WRITTEN PROBLEM => Select every line containing the word "Reservorio" from the material, and copy those lines.

DATASET RECORDS =>
::::
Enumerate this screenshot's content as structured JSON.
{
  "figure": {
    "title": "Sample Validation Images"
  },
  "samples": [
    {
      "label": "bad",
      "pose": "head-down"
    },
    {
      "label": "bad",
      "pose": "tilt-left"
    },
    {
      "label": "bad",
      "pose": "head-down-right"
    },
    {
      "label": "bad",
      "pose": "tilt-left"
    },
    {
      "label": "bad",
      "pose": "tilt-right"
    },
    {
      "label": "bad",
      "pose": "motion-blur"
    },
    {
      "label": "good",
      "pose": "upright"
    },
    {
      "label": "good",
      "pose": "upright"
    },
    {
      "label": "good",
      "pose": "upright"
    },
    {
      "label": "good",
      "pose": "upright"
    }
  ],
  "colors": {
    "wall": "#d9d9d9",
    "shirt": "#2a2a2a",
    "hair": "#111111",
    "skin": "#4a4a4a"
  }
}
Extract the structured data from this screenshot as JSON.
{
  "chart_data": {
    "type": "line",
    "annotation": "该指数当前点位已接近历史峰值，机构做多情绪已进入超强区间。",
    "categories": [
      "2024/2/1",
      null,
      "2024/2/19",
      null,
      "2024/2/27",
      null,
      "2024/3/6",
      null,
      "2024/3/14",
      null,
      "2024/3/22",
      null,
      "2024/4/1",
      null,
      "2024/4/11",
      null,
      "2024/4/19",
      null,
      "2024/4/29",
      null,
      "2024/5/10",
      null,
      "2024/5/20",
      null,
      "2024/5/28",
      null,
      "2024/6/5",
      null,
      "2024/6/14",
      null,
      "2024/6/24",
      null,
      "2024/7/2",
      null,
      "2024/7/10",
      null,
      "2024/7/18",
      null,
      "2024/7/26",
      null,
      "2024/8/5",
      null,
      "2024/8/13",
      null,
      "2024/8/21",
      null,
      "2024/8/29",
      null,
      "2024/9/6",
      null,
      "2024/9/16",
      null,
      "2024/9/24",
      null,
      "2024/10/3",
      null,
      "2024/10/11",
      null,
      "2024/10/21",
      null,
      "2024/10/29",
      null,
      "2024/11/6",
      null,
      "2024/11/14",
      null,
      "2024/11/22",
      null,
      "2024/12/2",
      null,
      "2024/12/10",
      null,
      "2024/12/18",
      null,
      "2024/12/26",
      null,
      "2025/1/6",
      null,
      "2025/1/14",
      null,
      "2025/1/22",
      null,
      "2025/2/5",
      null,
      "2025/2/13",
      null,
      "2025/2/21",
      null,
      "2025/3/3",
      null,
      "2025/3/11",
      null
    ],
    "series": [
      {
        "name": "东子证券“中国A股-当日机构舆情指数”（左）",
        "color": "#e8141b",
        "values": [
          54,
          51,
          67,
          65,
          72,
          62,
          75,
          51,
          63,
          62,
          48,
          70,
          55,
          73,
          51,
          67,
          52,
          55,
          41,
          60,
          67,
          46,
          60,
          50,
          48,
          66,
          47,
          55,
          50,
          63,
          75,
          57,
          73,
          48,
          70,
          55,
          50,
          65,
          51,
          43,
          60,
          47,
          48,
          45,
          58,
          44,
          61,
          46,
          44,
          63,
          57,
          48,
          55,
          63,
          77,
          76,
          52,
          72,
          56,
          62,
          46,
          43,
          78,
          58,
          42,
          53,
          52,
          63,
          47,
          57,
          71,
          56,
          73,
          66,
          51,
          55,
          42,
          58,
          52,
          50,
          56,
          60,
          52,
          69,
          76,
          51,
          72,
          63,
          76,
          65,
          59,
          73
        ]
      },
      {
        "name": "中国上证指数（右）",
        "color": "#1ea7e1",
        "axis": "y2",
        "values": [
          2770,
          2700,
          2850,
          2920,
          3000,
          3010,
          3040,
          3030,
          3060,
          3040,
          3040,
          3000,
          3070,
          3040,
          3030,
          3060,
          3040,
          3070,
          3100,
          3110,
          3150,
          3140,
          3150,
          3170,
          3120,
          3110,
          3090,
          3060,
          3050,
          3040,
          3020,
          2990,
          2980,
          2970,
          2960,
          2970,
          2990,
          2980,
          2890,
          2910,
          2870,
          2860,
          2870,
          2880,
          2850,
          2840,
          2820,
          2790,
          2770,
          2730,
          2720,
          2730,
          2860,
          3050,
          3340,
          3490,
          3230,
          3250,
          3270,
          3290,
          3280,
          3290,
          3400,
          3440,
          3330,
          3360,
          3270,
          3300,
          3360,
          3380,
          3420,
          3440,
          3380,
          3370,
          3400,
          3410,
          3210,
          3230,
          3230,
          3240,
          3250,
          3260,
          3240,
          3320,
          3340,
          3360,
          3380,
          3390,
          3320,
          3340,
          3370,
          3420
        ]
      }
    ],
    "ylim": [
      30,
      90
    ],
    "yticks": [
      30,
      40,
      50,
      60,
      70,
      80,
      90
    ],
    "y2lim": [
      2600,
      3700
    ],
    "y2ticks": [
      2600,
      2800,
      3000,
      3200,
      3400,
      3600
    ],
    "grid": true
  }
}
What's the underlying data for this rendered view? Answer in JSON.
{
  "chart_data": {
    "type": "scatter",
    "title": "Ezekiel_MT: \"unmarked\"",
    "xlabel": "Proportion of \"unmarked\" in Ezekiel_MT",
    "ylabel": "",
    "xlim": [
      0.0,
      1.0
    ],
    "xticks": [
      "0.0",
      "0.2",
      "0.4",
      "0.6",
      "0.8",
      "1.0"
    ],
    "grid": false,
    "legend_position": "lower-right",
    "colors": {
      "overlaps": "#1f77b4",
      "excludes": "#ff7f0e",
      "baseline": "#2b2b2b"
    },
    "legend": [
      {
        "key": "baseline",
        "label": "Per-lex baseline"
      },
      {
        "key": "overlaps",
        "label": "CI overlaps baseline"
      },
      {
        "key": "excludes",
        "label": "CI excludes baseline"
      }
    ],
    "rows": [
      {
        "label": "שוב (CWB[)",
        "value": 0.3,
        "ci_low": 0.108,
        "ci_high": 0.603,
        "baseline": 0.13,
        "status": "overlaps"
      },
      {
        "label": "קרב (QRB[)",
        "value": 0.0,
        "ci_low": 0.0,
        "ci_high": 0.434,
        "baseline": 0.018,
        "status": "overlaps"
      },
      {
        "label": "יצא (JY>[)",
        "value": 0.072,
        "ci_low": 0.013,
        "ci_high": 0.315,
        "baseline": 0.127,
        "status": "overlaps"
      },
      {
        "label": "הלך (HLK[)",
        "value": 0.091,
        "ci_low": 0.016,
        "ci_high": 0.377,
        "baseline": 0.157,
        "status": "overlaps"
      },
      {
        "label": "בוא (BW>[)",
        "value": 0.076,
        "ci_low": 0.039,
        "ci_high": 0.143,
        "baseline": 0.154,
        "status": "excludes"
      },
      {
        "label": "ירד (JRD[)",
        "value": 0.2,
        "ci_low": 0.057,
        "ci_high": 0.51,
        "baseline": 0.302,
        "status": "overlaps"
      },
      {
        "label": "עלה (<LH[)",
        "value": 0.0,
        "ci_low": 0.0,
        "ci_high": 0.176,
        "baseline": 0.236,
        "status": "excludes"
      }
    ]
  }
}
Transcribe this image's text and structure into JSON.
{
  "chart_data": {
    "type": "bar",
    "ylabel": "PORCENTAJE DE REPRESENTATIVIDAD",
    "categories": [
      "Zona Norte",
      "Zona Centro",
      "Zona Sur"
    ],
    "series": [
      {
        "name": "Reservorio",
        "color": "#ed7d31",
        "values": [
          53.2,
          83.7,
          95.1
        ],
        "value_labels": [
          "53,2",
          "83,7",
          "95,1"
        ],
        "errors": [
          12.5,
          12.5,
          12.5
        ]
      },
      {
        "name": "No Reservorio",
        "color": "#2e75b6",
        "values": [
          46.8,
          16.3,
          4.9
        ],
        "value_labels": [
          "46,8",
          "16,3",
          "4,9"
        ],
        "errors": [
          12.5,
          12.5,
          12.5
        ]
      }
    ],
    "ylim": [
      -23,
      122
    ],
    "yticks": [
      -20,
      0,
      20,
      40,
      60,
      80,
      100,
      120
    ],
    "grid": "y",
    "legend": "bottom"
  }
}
::::
COMPLETE RESPONSE =>
        "name": "Reservorio",
        "name": "No Reservorio",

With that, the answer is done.